### GIVEN INSTRUCTION
Give the listing again character for character, but drop the images.

Data records:

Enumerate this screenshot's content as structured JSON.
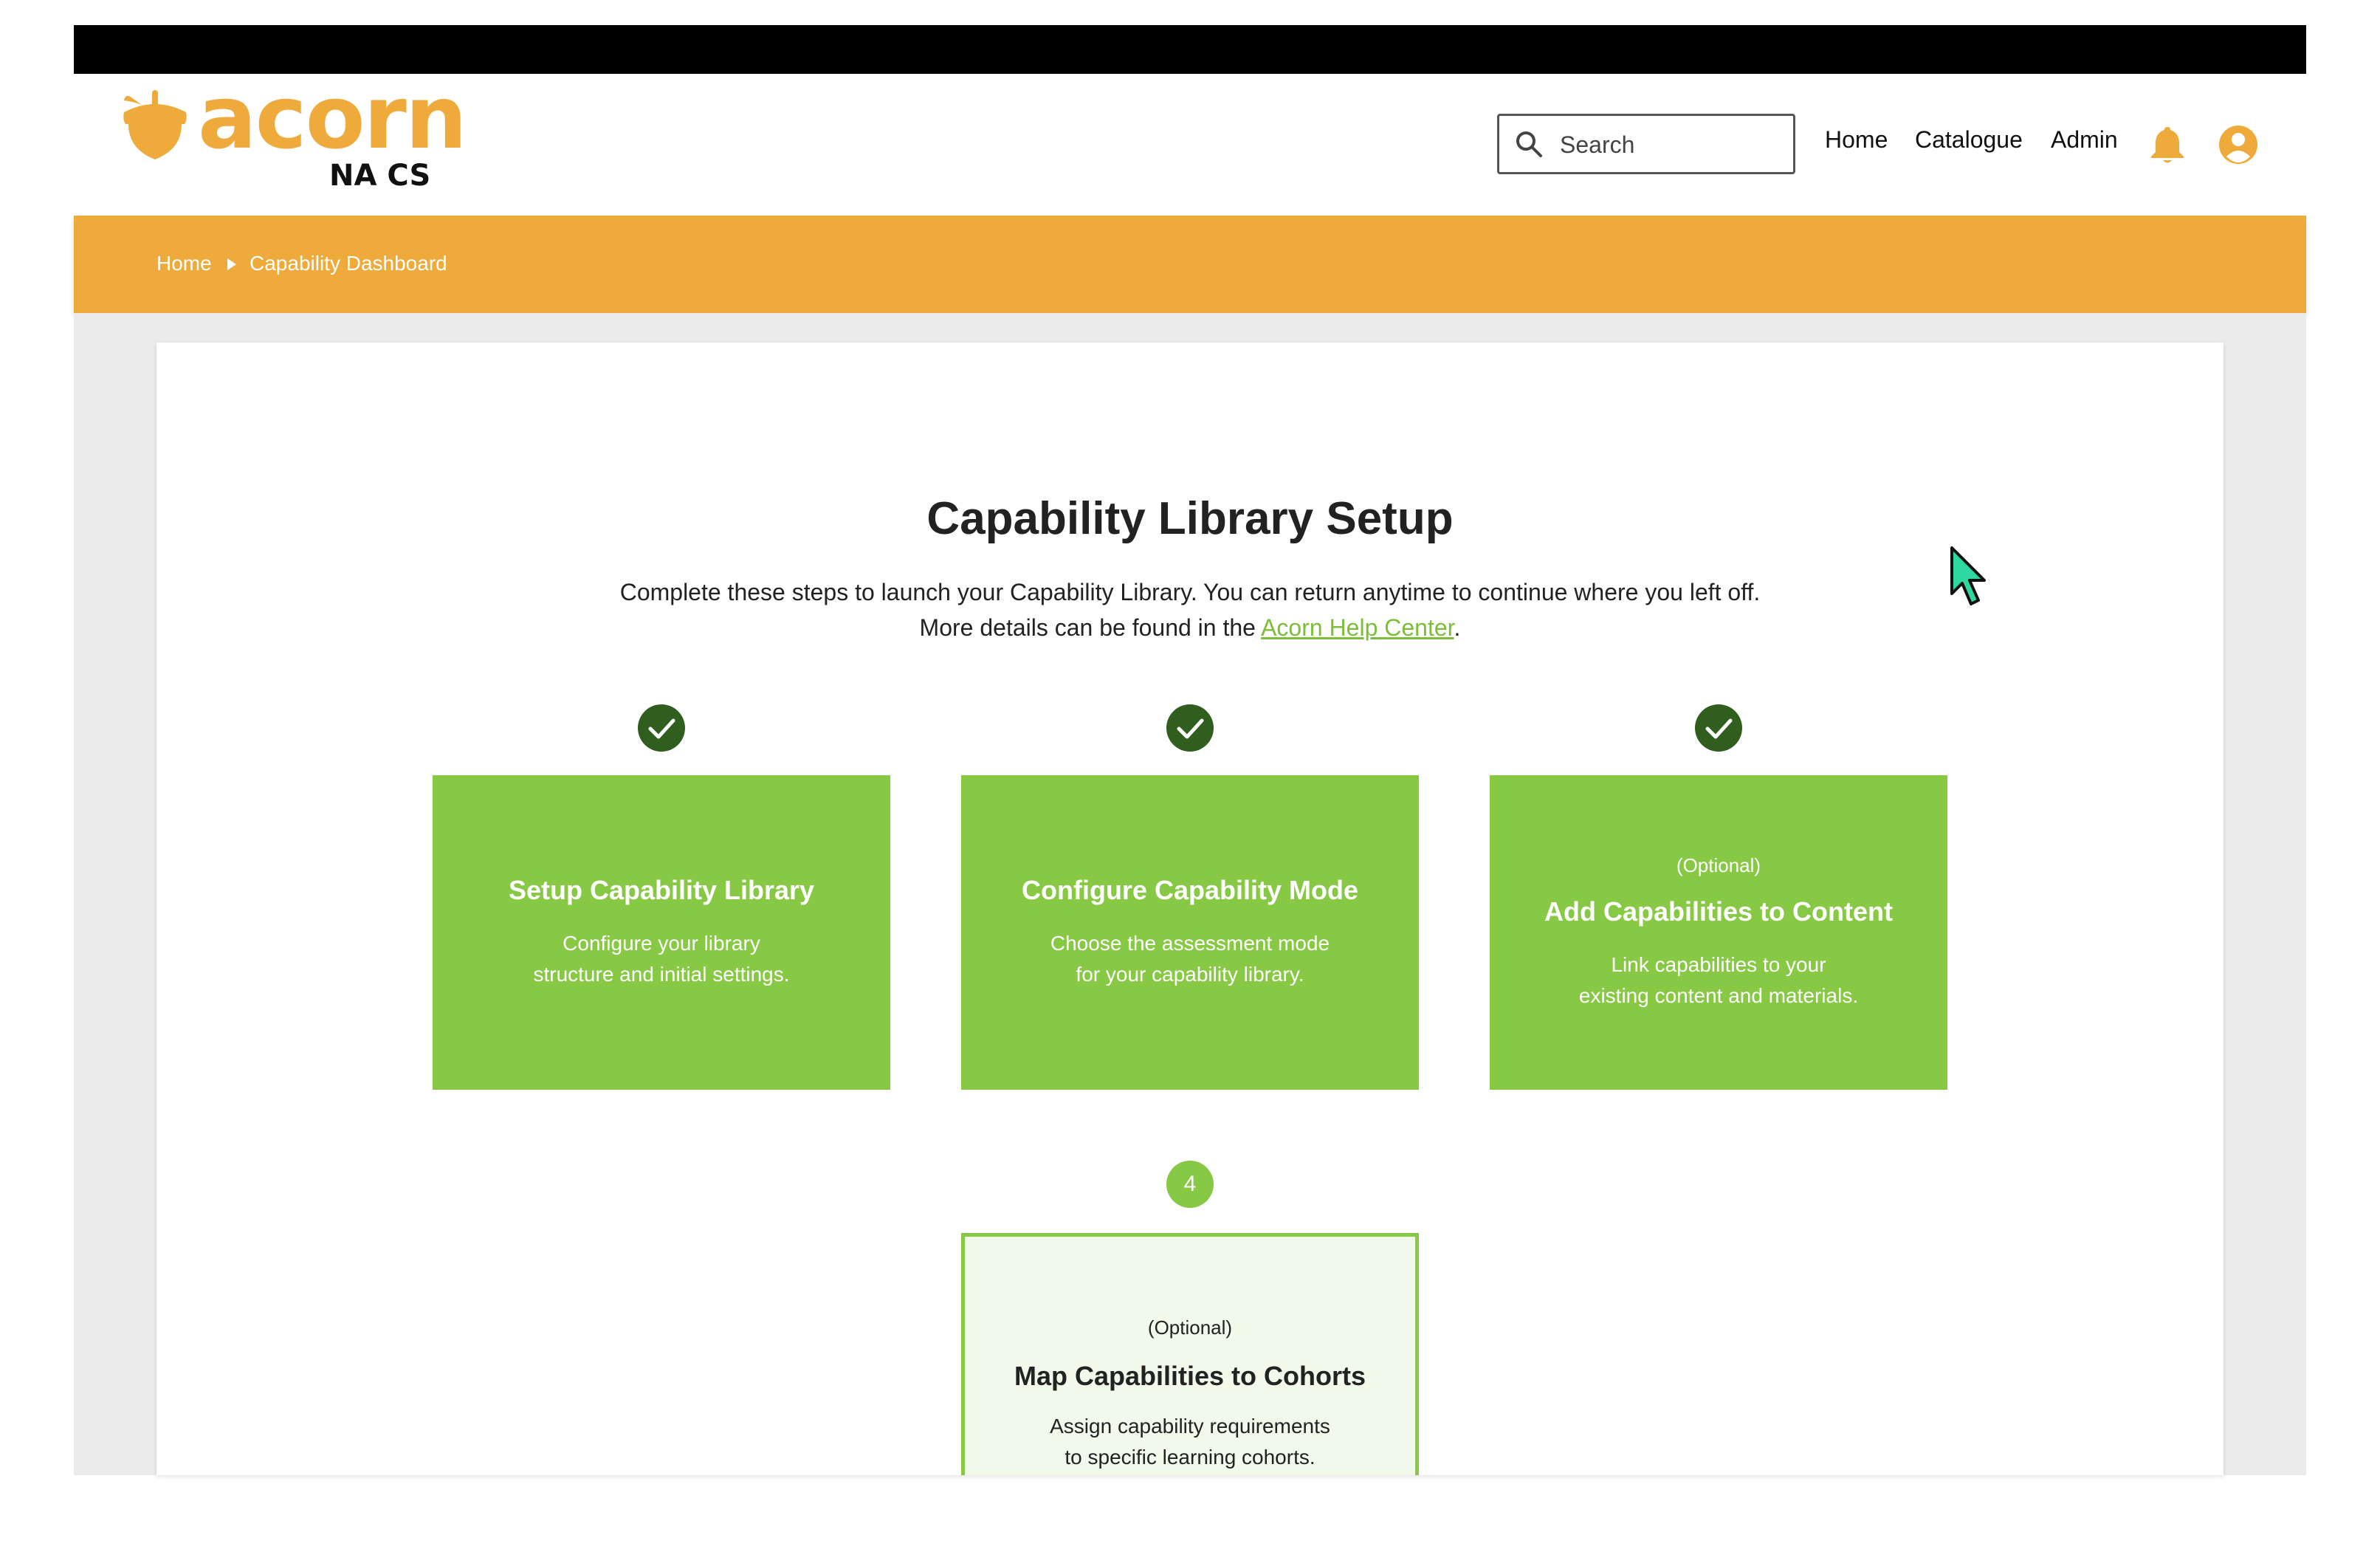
{
  "brand": {
    "name": "acorn",
    "subtitle": "NA CS",
    "color": "#eeaa3b"
  },
  "header": {
    "search_placeholder": "Search",
    "nav": [
      "Home",
      "Catalogue",
      "Admin"
    ],
    "icons": [
      "search-icon",
      "bell-icon",
      "user-avatar-icon"
    ]
  },
  "breadcrumb": {
    "items": [
      "Home",
      "Capability Dashboard"
    ]
  },
  "main": {
    "title": "Capability Library Setup",
    "intro_line1": "Complete these steps to launch your Capability Library. You can return anytime to continue where you left off.",
    "intro_line2_prefix": "More details can be found in the ",
    "help_link": "Acorn Help Center",
    "intro_line2_suffix": "."
  },
  "steps": [
    {
      "status": "complete",
      "optional_label": "",
      "title": "Setup Capability Library",
      "description": "Configure your library\nstructure and initial settings."
    },
    {
      "status": "complete",
      "optional_label": "",
      "title": "Configure Capability Mode",
      "description": "Choose the assessment mode\nfor your capability library."
    },
    {
      "status": "complete",
      "optional_label": "(Optional)",
      "title": "Add Capabilities to Content",
      "description": "Link capabilities to your\nexisting content and materials."
    },
    {
      "status": "current",
      "number": "4",
      "optional_label": "(Optional)",
      "title": "Map Capabilities to Cohorts",
      "description": "Assign capability requirements\nto specific learning cohorts."
    }
  ],
  "colors": {
    "step_complete": "#87c944",
    "check_badge": "#2f5e1e",
    "step_current_bg": "#f1f9ea",
    "breadcrumb_bar": "#eeaa3b",
    "link": "#7cbe3a"
  }
}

### ANSWER
Enumerate this screenshot's content as structured JSON.
{
  "brand": {
    "name": "acorn",
    "subtitle": "NA CS",
    "color": "#eeaa3b"
  },
  "header": {
    "search_placeholder": "Search",
    "nav": [
      "Home",
      "Catalogue",
      "Admin"
    ],
    "icons": [
      "search-icon",
      "bell-icon",
      "user-avatar-icon"
    ]
  },
  "breadcrumb": {
    "items": [
      "Home",
      "Capability Dashboard"
    ]
  },
  "main": {
    "title": "Capability Library Setup",
    "intro_line1": "Complete these steps to launch your Capability Library. You can return anytime to continue where you left off.",
    "intro_line2_prefix": "More details can be found in the ",
    "help_link": "Acorn Help Center",
    "intro_line2_suffix": "."
  },
  "steps": [
    {
      "status": "complete",
      "optional_label": "",
      "title": "Setup Capability Library",
      "description": "Configure your library\nstructure and initial settings."
    },
    {
      "status": "complete",
      "optional_label": "",
      "title": "Configure Capability Mode",
      "description": "Choose the assessment mode\nfor your capability library."
    },
    {
      "status": "complete",
      "optional_label": "(Optional)",
      "title": "Add Capabilities to Content",
      "description": "Link capabilities to your\nexisting content and materials."
    },
    {
      "status": "current",
      "number": "4",
      "optional_label": "(Optional)",
      "title": "Map Capabilities to Cohorts",
      "description": "Assign capability requirements\nto specific learning cohorts."
    }
  ],
  "colors": {
    "step_complete": "#87c944",
    "check_badge": "#2f5e1e",
    "step_current_bg": "#f1f9ea",
    "breadcrumb_bar": "#eeaa3b",
    "link": "#7cbe3a"
  }
}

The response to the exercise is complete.